Extracted data entries
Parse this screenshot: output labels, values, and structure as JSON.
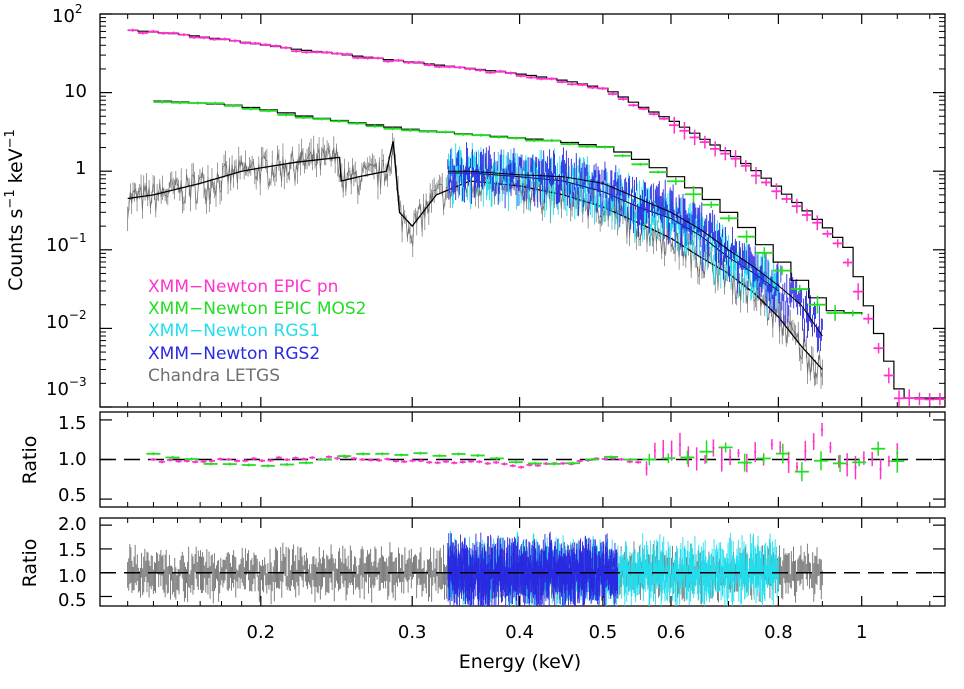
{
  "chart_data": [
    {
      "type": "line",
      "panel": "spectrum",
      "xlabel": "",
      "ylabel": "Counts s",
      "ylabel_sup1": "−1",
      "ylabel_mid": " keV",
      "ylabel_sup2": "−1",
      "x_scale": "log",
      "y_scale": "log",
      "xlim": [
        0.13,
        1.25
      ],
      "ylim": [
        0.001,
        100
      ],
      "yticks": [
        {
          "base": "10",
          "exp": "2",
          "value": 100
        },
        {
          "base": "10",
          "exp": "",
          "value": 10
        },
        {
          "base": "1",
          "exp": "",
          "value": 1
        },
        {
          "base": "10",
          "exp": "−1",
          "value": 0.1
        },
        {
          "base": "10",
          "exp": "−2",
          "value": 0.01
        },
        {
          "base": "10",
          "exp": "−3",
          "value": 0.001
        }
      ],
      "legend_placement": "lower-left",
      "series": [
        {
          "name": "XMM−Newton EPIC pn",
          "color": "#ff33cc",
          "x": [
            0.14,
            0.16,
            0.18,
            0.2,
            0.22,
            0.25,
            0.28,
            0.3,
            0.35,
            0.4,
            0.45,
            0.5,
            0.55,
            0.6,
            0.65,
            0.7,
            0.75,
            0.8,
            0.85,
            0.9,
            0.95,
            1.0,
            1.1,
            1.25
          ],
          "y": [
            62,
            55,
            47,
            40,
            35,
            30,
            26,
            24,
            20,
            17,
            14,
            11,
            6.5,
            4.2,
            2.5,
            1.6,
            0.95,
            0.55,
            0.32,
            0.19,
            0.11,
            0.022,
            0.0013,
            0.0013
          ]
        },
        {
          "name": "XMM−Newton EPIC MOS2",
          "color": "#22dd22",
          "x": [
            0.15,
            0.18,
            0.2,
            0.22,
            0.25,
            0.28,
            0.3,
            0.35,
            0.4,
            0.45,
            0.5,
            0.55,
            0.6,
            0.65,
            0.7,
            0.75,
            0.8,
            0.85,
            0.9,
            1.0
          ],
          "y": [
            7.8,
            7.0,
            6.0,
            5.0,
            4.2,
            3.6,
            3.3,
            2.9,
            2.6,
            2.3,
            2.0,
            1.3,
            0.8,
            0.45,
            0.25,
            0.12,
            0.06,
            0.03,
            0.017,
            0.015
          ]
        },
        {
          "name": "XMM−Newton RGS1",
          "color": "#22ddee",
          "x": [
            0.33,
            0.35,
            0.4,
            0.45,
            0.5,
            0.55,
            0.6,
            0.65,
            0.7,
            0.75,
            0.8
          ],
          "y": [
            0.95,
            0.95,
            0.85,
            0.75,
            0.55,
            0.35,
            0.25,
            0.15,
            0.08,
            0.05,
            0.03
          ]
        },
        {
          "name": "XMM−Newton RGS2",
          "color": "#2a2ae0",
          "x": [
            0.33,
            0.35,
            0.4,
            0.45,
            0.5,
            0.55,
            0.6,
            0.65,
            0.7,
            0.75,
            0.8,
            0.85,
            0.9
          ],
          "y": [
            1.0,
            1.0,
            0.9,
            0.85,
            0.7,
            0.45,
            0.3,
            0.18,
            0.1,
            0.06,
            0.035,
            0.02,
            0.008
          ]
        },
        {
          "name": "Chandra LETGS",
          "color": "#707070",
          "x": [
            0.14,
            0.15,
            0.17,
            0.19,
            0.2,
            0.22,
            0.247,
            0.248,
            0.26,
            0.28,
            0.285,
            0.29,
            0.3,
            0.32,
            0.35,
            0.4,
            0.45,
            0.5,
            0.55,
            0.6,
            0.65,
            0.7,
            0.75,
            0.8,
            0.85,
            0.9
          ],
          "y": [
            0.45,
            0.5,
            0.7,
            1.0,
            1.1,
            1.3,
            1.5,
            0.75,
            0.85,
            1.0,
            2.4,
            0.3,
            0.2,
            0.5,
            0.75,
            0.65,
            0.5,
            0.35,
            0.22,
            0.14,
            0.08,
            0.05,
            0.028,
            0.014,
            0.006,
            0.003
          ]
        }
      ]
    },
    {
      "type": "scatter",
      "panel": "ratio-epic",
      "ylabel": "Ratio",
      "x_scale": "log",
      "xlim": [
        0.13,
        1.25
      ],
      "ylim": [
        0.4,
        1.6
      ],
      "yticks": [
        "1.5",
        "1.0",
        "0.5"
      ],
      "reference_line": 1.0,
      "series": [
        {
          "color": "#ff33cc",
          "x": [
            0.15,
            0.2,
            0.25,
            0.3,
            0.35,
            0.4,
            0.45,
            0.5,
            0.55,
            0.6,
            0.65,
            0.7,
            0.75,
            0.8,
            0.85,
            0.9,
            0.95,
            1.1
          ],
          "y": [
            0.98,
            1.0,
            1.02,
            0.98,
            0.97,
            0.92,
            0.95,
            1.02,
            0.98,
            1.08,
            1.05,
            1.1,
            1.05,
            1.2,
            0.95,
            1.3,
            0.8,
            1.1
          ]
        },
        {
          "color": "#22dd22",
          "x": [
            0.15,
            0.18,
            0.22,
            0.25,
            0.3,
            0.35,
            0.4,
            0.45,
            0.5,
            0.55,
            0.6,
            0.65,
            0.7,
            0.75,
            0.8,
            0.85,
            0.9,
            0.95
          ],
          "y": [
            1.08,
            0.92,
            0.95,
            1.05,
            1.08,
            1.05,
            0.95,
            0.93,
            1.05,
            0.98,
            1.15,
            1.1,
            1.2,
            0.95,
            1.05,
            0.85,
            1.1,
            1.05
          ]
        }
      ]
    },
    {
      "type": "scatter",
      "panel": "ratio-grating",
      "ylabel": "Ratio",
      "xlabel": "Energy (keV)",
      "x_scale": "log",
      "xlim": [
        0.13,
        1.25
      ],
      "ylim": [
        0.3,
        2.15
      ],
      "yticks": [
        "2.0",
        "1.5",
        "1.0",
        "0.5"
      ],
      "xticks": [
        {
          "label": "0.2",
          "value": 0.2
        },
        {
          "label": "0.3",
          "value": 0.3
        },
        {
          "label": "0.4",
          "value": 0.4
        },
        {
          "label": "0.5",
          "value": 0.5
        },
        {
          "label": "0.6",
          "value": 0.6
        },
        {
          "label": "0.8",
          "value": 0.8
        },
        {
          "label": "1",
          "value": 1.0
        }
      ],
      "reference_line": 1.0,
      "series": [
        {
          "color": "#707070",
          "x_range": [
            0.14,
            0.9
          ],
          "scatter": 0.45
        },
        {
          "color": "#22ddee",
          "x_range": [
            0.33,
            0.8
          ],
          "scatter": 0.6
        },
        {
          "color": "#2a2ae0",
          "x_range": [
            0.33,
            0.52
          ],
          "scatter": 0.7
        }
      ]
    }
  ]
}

• **The problem**
Search the records for the word "panel" and copy every line where it occurs.

• **Task output**
      "panel": "spectrum",
      "panel": "ratio-epic",
      "panel": "ratio-grating",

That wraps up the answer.